[Structured figure records]
— Start —

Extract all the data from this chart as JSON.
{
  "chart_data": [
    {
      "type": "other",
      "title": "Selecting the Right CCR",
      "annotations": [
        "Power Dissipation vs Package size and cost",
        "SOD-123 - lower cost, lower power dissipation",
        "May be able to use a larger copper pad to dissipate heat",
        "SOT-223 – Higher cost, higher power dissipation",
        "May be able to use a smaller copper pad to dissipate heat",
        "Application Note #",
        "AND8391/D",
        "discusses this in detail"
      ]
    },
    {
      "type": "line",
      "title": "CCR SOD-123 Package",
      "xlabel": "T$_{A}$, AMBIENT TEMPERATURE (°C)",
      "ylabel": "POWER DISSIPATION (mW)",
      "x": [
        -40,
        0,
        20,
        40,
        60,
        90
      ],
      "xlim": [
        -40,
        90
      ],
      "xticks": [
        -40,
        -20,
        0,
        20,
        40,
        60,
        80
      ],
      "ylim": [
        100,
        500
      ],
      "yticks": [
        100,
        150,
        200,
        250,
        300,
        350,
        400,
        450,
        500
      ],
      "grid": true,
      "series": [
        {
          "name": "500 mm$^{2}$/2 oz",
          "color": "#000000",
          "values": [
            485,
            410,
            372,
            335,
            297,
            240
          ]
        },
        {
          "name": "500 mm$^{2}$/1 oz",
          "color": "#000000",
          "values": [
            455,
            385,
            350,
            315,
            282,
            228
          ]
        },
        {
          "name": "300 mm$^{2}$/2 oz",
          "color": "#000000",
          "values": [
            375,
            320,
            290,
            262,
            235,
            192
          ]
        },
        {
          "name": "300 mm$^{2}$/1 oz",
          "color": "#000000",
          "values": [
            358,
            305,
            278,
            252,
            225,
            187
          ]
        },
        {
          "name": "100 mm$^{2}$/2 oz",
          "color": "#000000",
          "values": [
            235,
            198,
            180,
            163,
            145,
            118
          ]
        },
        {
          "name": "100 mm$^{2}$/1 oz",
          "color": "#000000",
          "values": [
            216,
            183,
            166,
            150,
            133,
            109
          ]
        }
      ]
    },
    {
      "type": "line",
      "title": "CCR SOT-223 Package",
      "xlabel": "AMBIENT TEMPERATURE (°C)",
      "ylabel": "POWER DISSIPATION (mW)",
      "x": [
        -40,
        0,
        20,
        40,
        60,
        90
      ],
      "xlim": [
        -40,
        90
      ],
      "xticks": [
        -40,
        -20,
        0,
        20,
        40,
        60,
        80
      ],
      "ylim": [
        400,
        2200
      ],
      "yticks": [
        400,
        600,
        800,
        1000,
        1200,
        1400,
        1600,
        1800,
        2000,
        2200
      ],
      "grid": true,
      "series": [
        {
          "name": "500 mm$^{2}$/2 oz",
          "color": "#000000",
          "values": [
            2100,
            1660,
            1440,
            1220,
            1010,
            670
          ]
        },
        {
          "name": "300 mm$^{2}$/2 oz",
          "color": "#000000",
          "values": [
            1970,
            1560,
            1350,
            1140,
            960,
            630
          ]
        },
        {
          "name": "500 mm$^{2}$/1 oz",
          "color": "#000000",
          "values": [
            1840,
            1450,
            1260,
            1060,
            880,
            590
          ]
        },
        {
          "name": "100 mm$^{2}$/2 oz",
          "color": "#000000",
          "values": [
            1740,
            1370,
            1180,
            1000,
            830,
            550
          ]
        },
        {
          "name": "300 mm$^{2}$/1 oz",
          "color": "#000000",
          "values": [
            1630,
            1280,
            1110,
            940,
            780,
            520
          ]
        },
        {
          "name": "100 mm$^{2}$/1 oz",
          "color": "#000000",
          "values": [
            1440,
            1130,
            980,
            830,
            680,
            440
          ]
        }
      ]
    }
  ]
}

— End —

→ **WHAT THIS TASK INVOLVES**:
State, as a number only, how many lines in the entries include "AMBIENT".

→ **ANSWER**:
2